REQUIREMENTS
Repeat the listing in full, word for word.

RECORDS
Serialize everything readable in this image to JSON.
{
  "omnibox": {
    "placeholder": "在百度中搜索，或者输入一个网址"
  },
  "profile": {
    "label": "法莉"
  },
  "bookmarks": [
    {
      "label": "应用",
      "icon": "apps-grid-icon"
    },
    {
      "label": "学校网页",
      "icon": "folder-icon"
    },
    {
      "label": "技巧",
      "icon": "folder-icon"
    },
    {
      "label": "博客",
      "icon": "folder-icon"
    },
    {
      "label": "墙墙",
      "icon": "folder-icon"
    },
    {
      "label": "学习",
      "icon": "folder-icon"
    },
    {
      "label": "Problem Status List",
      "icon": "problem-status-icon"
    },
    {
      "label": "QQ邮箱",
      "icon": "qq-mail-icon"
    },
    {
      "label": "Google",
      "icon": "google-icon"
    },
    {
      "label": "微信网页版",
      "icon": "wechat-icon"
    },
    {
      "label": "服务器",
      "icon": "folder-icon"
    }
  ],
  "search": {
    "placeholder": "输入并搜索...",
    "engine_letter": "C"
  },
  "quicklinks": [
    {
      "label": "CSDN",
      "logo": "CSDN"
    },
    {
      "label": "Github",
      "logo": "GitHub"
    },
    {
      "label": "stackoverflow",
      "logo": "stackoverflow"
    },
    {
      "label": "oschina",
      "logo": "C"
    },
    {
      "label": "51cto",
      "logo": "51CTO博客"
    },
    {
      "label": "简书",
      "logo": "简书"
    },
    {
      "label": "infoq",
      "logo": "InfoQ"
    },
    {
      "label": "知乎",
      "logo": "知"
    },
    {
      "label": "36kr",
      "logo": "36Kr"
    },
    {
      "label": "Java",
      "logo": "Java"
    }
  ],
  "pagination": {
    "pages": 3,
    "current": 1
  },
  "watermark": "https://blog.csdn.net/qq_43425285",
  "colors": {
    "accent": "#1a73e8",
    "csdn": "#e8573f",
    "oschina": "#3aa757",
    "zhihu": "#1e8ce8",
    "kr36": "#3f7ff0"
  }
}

THE RESULT
Serialize everything readable in this image to JSON.
{
  "omnibox": {
    "placeholder": "在百度中搜索，或者输入一个网址"
  },
  "profile": {
    "label": "法莉"
  },
  "bookmarks": [
    {
      "label": "应用",
      "icon": "apps-grid-icon"
    },
    {
      "label": "学校网页",
      "icon": "folder-icon"
    },
    {
      "label": "技巧",
      "icon": "folder-icon"
    },
    {
      "label": "博客",
      "icon": "folder-icon"
    },
    {
      "label": "墙墙",
      "icon": "folder-icon"
    },
    {
      "label": "学习",
      "icon": "folder-icon"
    },
    {
      "label": "Problem Status List",
      "icon": "problem-status-icon"
    },
    {
      "label": "QQ邮箱",
      "icon": "qq-mail-icon"
    },
    {
      "label": "Google",
      "icon": "google-icon"
    },
    {
      "label": "微信网页版",
      "icon": "wechat-icon"
    },
    {
      "label": "服务器",
      "icon": "folder-icon"
    }
  ],
  "search": {
    "placeholder": "输入并搜索...",
    "engine_letter": "C"
  },
  "quicklinks": [
    {
      "label": "CSDN",
      "logo": "CSDN"
    },
    {
      "label": "Github",
      "logo": "GitHub"
    },
    {
      "label": "stackoverflow",
      "logo": "stackoverflow"
    },
    {
      "label": "oschina",
      "logo": "C"
    },
    {
      "label": "51cto",
      "logo": "51CTO博客"
    },
    {
      "label": "简书",
      "logo": "简书"
    },
    {
      "label": "infoq",
      "logo": "InfoQ"
    },
    {
      "label": "知乎",
      "logo": "知"
    },
    {
      "label": "36kr",
      "logo": "36Kr"
    },
    {
      "label": "Java",
      "logo": "Java"
    }
  ],
  "pagination": {
    "pages": 3,
    "current": 1
  },
  "watermark": "https://blog.csdn.net/qq_43425285",
  "colors": {
    "accent": "#1a73e8",
    "csdn": "#e8573f",
    "oschina": "#3aa757",
    "zhihu": "#1e8ce8",
    "kr36": "#3f7ff0"
  }
}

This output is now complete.